━━ Listing ━━

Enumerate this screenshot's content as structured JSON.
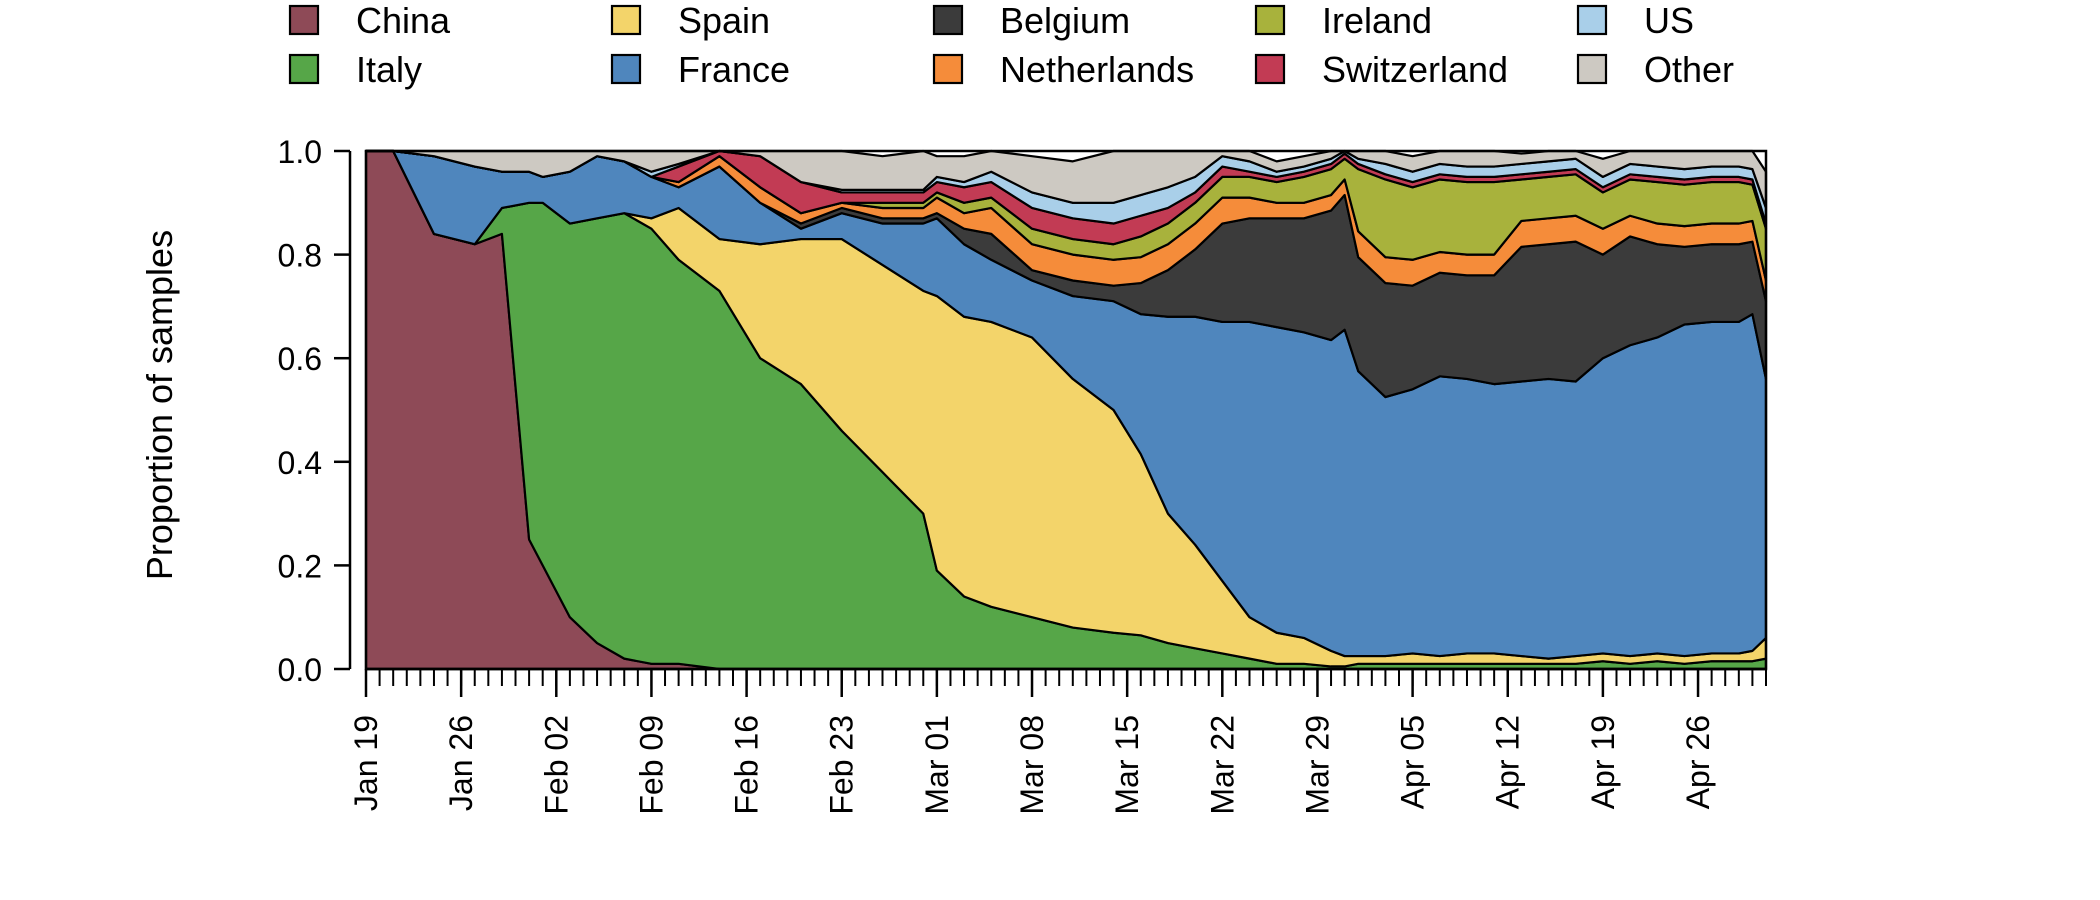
{
  "chart_data": {
    "type": "area",
    "stacked": true,
    "normalized": true,
    "xlabel": "",
    "ylabel": "Proportion of samples",
    "ylim": [
      0,
      1
    ],
    "yticks": [
      "0.0",
      "0.2",
      "0.4",
      "0.6",
      "0.8",
      "1.0"
    ],
    "xrange": [
      "Jan 19",
      "May 01"
    ],
    "xtick_labels": [
      "Jan 19",
      "Jan 26",
      "Feb 02",
      "Feb 09",
      "Feb 16",
      "Feb 23",
      "Mar 01",
      "Mar 08",
      "Mar 15",
      "Mar 22",
      "Mar 29",
      "Apr 05",
      "Apr 12",
      "Apr 19",
      "Apr 26"
    ],
    "minor_ticks": "daily",
    "legend_position": "top",
    "x": [
      "Jan 19",
      "Jan 21",
      "Jan 24",
      "Jan 27",
      "Jan 29",
      "Jan 31",
      "Feb 01",
      "Feb 03",
      "Feb 05",
      "Feb 07",
      "Feb 09",
      "Feb 11",
      "Feb 14",
      "Feb 17",
      "Feb 20",
      "Feb 23",
      "Feb 26",
      "Feb 29",
      "Mar 01",
      "Mar 03",
      "Mar 05",
      "Mar 08",
      "Mar 11",
      "Mar 14",
      "Mar 16",
      "Mar 18",
      "Mar 20",
      "Mar 22",
      "Mar 24",
      "Mar 26",
      "Mar 28",
      "Mar 30",
      "Mar 31",
      "Apr 01",
      "Apr 03",
      "Apr 05",
      "Apr 07",
      "Apr 09",
      "Apr 11",
      "Apr 13",
      "Apr 15",
      "Apr 17",
      "Apr 19",
      "Apr 21",
      "Apr 23",
      "Apr 25",
      "Apr 27",
      "Apr 29",
      "Apr 30",
      "May 01"
    ],
    "series": [
      {
        "name": "China",
        "color": "#8e4a57",
        "values": [
          1,
          1,
          0.84,
          0.82,
          0.84,
          0.25,
          0.2,
          0.1,
          0.05,
          0.02,
          0.01,
          0.01,
          0,
          0,
          0,
          0,
          0,
          0,
          0,
          0,
          0,
          0,
          0,
          0,
          0,
          0,
          0,
          0,
          0,
          0,
          0,
          0,
          0,
          0,
          0,
          0,
          0,
          0,
          0,
          0,
          0,
          0,
          0,
          0,
          0,
          0,
          0,
          0,
          0,
          0
        ]
      },
      {
        "name": "Italy",
        "color": "#56a648",
        "values": [
          0,
          0,
          0,
          0,
          0.05,
          0.65,
          0.7,
          0.76,
          0.82,
          0.86,
          0.84,
          0.78,
          0.73,
          0.6,
          0.55,
          0.46,
          0.38,
          0.3,
          0.19,
          0.14,
          0.12,
          0.1,
          0.08,
          0.07,
          0.065,
          0.05,
          0.04,
          0.03,
          0.02,
          0.01,
          0.01,
          0.005,
          0.005,
          0.01,
          0.01,
          0.01,
          0.01,
          0.01,
          0.01,
          0.01,
          0.01,
          0.01,
          0.015,
          0.01,
          0.015,
          0.01,
          0.015,
          0.015,
          0.015,
          0.02
        ]
      },
      {
        "name": "Spain",
        "color": "#f3d46a",
        "values": [
          0,
          0,
          0,
          0,
          0,
          0,
          0,
          0,
          0,
          0,
          0.02,
          0.1,
          0.1,
          0.22,
          0.28,
          0.37,
          0.4,
          0.43,
          0.53,
          0.54,
          0.55,
          0.54,
          0.48,
          0.43,
          0.35,
          0.25,
          0.2,
          0.14,
          0.08,
          0.06,
          0.05,
          0.03,
          0.02,
          0.015,
          0.015,
          0.02,
          0.015,
          0.02,
          0.02,
          0.015,
          0.01,
          0.015,
          0.015,
          0.015,
          0.015,
          0.015,
          0.015,
          0.015,
          0.02,
          0.04
        ]
      },
      {
        "name": "France",
        "color": "#4f86bd",
        "values": [
          0,
          0,
          0.15,
          0.15,
          0.07,
          0.06,
          0.05,
          0.1,
          0.12,
          0.1,
          0.08,
          0.04,
          0.14,
          0.08,
          0.02,
          0.05,
          0.08,
          0.13,
          0.15,
          0.14,
          0.12,
          0.11,
          0.16,
          0.21,
          0.27,
          0.38,
          0.44,
          0.5,
          0.57,
          0.59,
          0.59,
          0.6,
          0.63,
          0.55,
          0.5,
          0.51,
          0.54,
          0.53,
          0.52,
          0.53,
          0.54,
          0.53,
          0.57,
          0.6,
          0.61,
          0.64,
          0.64,
          0.64,
          0.65,
          0.5
        ]
      },
      {
        "name": "Belgium",
        "color": "#3b3b3b",
        "values": [
          0,
          0,
          0,
          0,
          0,
          0,
          0,
          0,
          0,
          0,
          0,
          0,
          0,
          0,
          0.01,
          0.01,
          0.01,
          0.01,
          0.01,
          0.03,
          0.05,
          0.02,
          0.03,
          0.03,
          0.06,
          0.09,
          0.13,
          0.19,
          0.2,
          0.21,
          0.22,
          0.25,
          0.26,
          0.22,
          0.22,
          0.2,
          0.2,
          0.2,
          0.21,
          0.26,
          0.26,
          0.27,
          0.2,
          0.21,
          0.18,
          0.15,
          0.15,
          0.15,
          0.14,
          0.15
        ]
      },
      {
        "name": "Netherlands",
        "color": "#f58c3a",
        "values": [
          0,
          0,
          0,
          0,
          0,
          0,
          0,
          0,
          0,
          0,
          0,
          0.01,
          0.02,
          0.03,
          0.02,
          0.01,
          0.02,
          0.02,
          0.03,
          0.03,
          0.05,
          0.05,
          0.05,
          0.05,
          0.05,
          0.05,
          0.05,
          0.05,
          0.04,
          0.03,
          0.03,
          0.03,
          0.03,
          0.05,
          0.05,
          0.05,
          0.04,
          0.04,
          0.04,
          0.05,
          0.05,
          0.05,
          0.05,
          0.04,
          0.04,
          0.04,
          0.04,
          0.04,
          0.04,
          0.04
        ]
      },
      {
        "name": "Ireland",
        "color": "#a8b23c",
        "values": [
          0,
          0,
          0,
          0,
          0,
          0,
          0,
          0,
          0,
          0,
          0,
          0,
          0,
          0,
          0,
          0,
          0.01,
          0.01,
          0.01,
          0.02,
          0.02,
          0.03,
          0.03,
          0.03,
          0.04,
          0.04,
          0.04,
          0.04,
          0.04,
          0.04,
          0.05,
          0.05,
          0.04,
          0.12,
          0.15,
          0.14,
          0.14,
          0.14,
          0.14,
          0.08,
          0.08,
          0.08,
          0.07,
          0.07,
          0.08,
          0.08,
          0.08,
          0.08,
          0.07,
          0.1
        ]
      },
      {
        "name": "Switzerland",
        "color": "#c23b54",
        "values": [
          0,
          0,
          0,
          0,
          0,
          0,
          0,
          0,
          0,
          0,
          0,
          0.03,
          0.01,
          0.06,
          0.06,
          0.02,
          0.02,
          0.02,
          0.02,
          0.03,
          0.03,
          0.04,
          0.04,
          0.04,
          0.04,
          0.03,
          0.02,
          0.02,
          0.01,
          0.01,
          0.01,
          0.01,
          0.01,
          0.01,
          0.01,
          0.01,
          0.01,
          0.01,
          0.01,
          0.01,
          0.01,
          0.01,
          0.01,
          0.01,
          0.01,
          0.01,
          0.01,
          0.01,
          0.01,
          0.01
        ]
      },
      {
        "name": "US",
        "color": "#a9cfe9",
        "values": [
          0,
          0,
          0,
          0,
          0,
          0,
          0,
          0,
          0,
          0,
          0.01,
          0.005,
          0,
          0,
          0,
          0.005,
          0.005,
          0.005,
          0.01,
          0.01,
          0.02,
          0.03,
          0.03,
          0.04,
          0.04,
          0.04,
          0.03,
          0.02,
          0.02,
          0.01,
          0.01,
          0.01,
          0.005,
          0.01,
          0.02,
          0.02,
          0.02,
          0.02,
          0.02,
          0.02,
          0.02,
          0.02,
          0.02,
          0.02,
          0.02,
          0.02,
          0.02,
          0.02,
          0.02,
          0.03
        ]
      },
      {
        "name": "Other",
        "color": "#cdc9c2",
        "values": [
          0,
          0,
          0.01,
          0.03,
          0.04,
          0.04,
          0.05,
          0.04,
          0.01,
          0.02,
          0.04,
          0.025,
          0.01,
          0.01,
          0.06,
          0.075,
          0.065,
          0.075,
          0.04,
          0.05,
          0.04,
          0.07,
          0.08,
          0.1,
          0.095,
          0.08,
          0.05,
          0.01,
          0.02,
          0.02,
          0.02,
          0.015,
          0.01,
          0.015,
          0.03,
          0.03,
          0.03,
          0.03,
          0.03,
          0.02,
          0.02,
          0.02,
          0.035,
          0.035,
          0.035,
          0.035,
          0.035,
          0.035,
          0.045,
          0.07
        ]
      }
    ]
  }
}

━━━

_Problem_
Count every line in the data that contains the word "name", then give that count and nothing else.

_Final result_
10